- _What the task asks_: Write out exactly the lines below that run from the line containing "What data populates" through the last line of the records.

- _Input for this task_:
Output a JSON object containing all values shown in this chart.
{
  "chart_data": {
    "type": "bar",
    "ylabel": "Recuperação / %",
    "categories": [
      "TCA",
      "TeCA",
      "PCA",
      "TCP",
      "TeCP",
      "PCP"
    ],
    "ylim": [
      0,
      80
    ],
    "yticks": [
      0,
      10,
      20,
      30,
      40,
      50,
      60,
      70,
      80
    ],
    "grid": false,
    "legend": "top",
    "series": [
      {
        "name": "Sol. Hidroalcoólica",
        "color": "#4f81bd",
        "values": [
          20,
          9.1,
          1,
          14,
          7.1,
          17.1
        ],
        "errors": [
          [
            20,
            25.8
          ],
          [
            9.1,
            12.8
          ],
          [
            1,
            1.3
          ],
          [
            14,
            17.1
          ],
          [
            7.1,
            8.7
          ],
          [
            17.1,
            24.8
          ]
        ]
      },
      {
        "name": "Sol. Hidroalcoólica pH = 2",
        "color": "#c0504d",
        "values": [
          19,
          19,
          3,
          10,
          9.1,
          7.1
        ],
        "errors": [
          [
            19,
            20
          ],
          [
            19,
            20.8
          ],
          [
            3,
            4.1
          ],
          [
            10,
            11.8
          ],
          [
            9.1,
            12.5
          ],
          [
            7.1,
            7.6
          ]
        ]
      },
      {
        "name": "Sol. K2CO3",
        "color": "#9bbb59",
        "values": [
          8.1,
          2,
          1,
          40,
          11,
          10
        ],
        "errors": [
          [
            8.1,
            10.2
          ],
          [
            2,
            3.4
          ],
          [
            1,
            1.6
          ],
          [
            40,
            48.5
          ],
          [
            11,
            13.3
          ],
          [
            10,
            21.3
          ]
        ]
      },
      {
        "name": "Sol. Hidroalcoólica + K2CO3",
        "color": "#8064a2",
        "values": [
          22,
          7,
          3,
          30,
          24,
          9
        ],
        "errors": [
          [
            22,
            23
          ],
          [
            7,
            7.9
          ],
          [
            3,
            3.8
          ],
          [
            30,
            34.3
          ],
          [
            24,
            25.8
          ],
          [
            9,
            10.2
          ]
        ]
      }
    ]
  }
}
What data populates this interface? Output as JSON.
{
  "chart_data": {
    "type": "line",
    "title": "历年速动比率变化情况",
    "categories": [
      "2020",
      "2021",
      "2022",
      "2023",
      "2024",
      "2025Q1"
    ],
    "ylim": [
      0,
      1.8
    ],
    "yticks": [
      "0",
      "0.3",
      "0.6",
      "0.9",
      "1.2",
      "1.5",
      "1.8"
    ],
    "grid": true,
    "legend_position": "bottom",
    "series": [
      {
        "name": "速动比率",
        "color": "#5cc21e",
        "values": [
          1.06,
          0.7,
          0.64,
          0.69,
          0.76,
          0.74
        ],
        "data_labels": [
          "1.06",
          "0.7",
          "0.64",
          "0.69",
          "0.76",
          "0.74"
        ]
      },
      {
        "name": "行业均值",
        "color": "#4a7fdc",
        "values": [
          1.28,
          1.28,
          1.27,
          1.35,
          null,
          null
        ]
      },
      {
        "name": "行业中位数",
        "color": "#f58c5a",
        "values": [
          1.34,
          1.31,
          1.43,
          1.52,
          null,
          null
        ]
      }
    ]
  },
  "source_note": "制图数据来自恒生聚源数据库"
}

- _Task output_:
What data populates this interface? Output as JSON.
{
  "chart_data": {
    "type": "line",
    "title": "历年速动比率变化情况",
    "categories": [
      "2020",
      "2021",
      "2022",
      "2023",
      "2024",
      "2025Q1"
    ],
    "ylim": [
      0,
      1.8
    ],
    "yticks": [
      "0",
      "0.3",
      "0.6",
      "0.9",
      "1.2",
      "1.5",
      "1.8"
    ],
    "grid": true,
    "legend_position": "bottom",
    "series": [
      {
        "name": "速动比率",
        "color": "#5cc21e",
        "values": [
          1.06,
          0.7,
          0.64,
          0.69,
          0.76,
          0.74
        ],
        "data_labels": [
          "1.06",
          "0.7",
          "0.64",
          "0.69",
          "0.76",
          "0.74"
        ]
      },
      {
        "name": "行业均值",
        "color": "#4a7fdc",
        "values": [
          1.28,
          1.28,
          1.27,
          1.35,
          null,
          null
        ]
      },
      {
        "name": "行业中位数",
        "color": "#f58c5a",
        "values": [
          1.34,
          1.31,
          1.43,
          1.52,
          null,
          null
        ]
      }
    ]
  },
  "source_note": "制图数据来自恒生聚源数据库"
}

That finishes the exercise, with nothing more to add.